◆ WRITTEN TASK
The records below are to be copied word for word, with every picture left out.
───── DATA SECTION
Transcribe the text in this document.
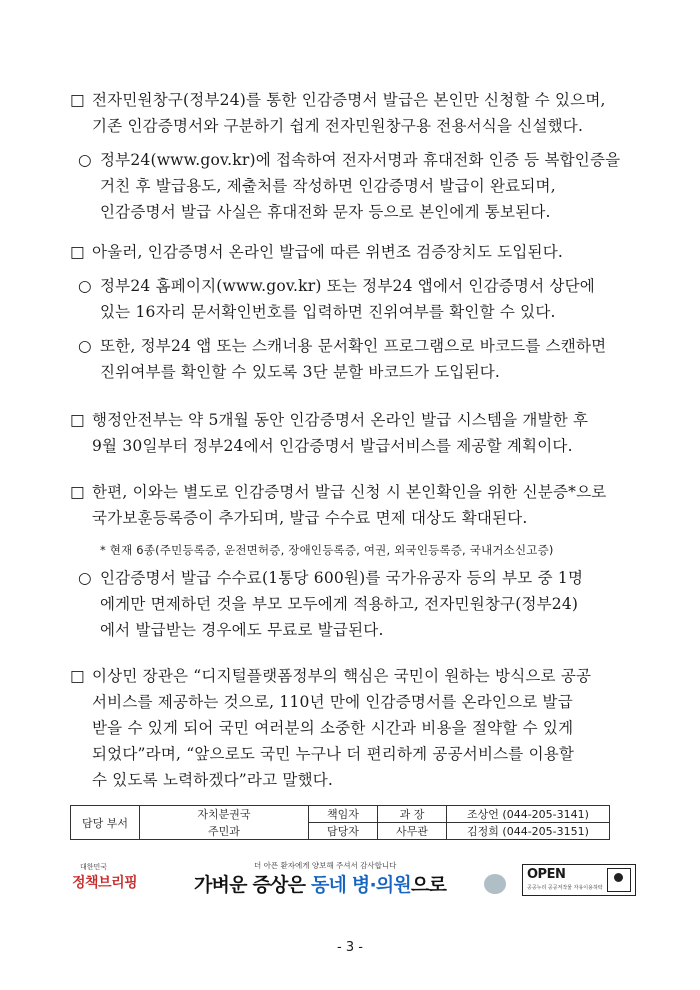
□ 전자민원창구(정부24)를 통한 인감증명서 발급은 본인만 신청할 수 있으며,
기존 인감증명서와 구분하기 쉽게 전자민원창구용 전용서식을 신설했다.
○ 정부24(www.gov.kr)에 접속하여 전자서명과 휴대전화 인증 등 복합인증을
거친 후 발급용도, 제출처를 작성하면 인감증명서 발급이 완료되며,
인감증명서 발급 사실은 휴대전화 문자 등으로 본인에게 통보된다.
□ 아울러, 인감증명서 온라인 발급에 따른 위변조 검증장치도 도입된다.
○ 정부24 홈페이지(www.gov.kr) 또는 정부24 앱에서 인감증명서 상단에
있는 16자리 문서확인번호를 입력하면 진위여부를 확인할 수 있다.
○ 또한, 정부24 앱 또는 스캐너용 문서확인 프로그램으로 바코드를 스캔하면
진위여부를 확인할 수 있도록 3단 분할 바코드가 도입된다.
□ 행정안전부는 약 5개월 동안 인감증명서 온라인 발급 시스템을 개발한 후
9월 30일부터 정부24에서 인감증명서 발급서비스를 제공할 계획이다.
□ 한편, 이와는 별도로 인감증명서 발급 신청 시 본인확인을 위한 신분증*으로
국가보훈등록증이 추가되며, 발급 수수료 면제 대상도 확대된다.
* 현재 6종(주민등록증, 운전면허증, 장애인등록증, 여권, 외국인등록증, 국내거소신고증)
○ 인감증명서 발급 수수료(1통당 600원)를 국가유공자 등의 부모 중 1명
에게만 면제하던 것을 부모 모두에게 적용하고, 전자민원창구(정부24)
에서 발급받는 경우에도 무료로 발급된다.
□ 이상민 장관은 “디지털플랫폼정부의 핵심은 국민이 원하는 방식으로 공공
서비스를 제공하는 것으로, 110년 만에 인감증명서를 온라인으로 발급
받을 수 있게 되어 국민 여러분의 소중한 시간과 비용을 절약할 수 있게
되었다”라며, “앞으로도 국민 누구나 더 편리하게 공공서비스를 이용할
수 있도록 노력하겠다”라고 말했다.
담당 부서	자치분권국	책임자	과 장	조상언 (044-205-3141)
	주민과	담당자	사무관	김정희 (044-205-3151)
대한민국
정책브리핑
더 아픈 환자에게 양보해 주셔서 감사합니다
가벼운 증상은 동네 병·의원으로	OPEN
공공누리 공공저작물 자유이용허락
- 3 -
──────────
◆ REPLY
Transcribe the text in this document.
□ 전자민원창구(정부24)를 통한 인감증명서 발급은 본인만 신청할 수 있으며,
기존 인감증명서와 구분하기 쉽게 전자민원창구용 전용서식을 신설했다.
○ 정부24(www.gov.kr)에 접속하여 전자서명과 휴대전화 인증 등 복합인증을
거친 후 발급용도, 제출처를 작성하면 인감증명서 발급이 완료되며,
인감증명서 발급 사실은 휴대전화 문자 등으로 본인에게 통보된다.
□ 아울러, 인감증명서 온라인 발급에 따른 위변조 검증장치도 도입된다.
○ 정부24 홈페이지(www.gov.kr) 또는 정부24 앱에서 인감증명서 상단에
있는 16자리 문서확인번호를 입력하면 진위여부를 확인할 수 있다.
○ 또한, 정부24 앱 또는 스캐너용 문서확인 프로그램으로 바코드를 스캔하면
진위여부를 확인할 수 있도록 3단 분할 바코드가 도입된다.
□ 행정안전부는 약 5개월 동안 인감증명서 온라인 발급 시스템을 개발한 후
9월 30일부터 정부24에서 인감증명서 발급서비스를 제공할 계획이다.
□ 한편, 이와는 별도로 인감증명서 발급 신청 시 본인확인을 위한 신분증*으로
국가보훈등록증이 추가되며, 발급 수수료 면제 대상도 확대된다.
* 현재 6종(주민등록증, 운전면허증, 장애인등록증, 여권, 외국인등록증, 국내거소신고증)
○ 인감증명서 발급 수수료(1통당 600원)를 국가유공자 등의 부모 중 1명
에게만 면제하던 것을 부모 모두에게 적용하고, 전자민원창구(정부24)
에서 발급받는 경우에도 무료로 발급된다.
□ 이상민 장관은 “디지털플랫폼정부의 핵심은 국민이 원하는 방식으로 공공
서비스를 제공하는 것으로, 110년 만에 인감증명서를 온라인으로 발급
받을 수 있게 되어 국민 여러분의 소중한 시간과 비용을 절약할 수 있게
되었다”라며, “앞으로도 국민 누구나 더 편리하게 공공서비스를 이용할
수 있도록 노력하겠다”라고 말했다.
담당 부서	자치분권국	책임자	과 장	조상언 (044-205-3141)
	주민과	담당자	사무관	김정희 (044-205-3151)
대한민국
정책브리핑
더 아픈 환자에게 양보해 주셔서 감사합니다
가벼운 증상은 동네 병·의원으로	OPEN
공공누리 공공저작물 자유이용허락
- 3 -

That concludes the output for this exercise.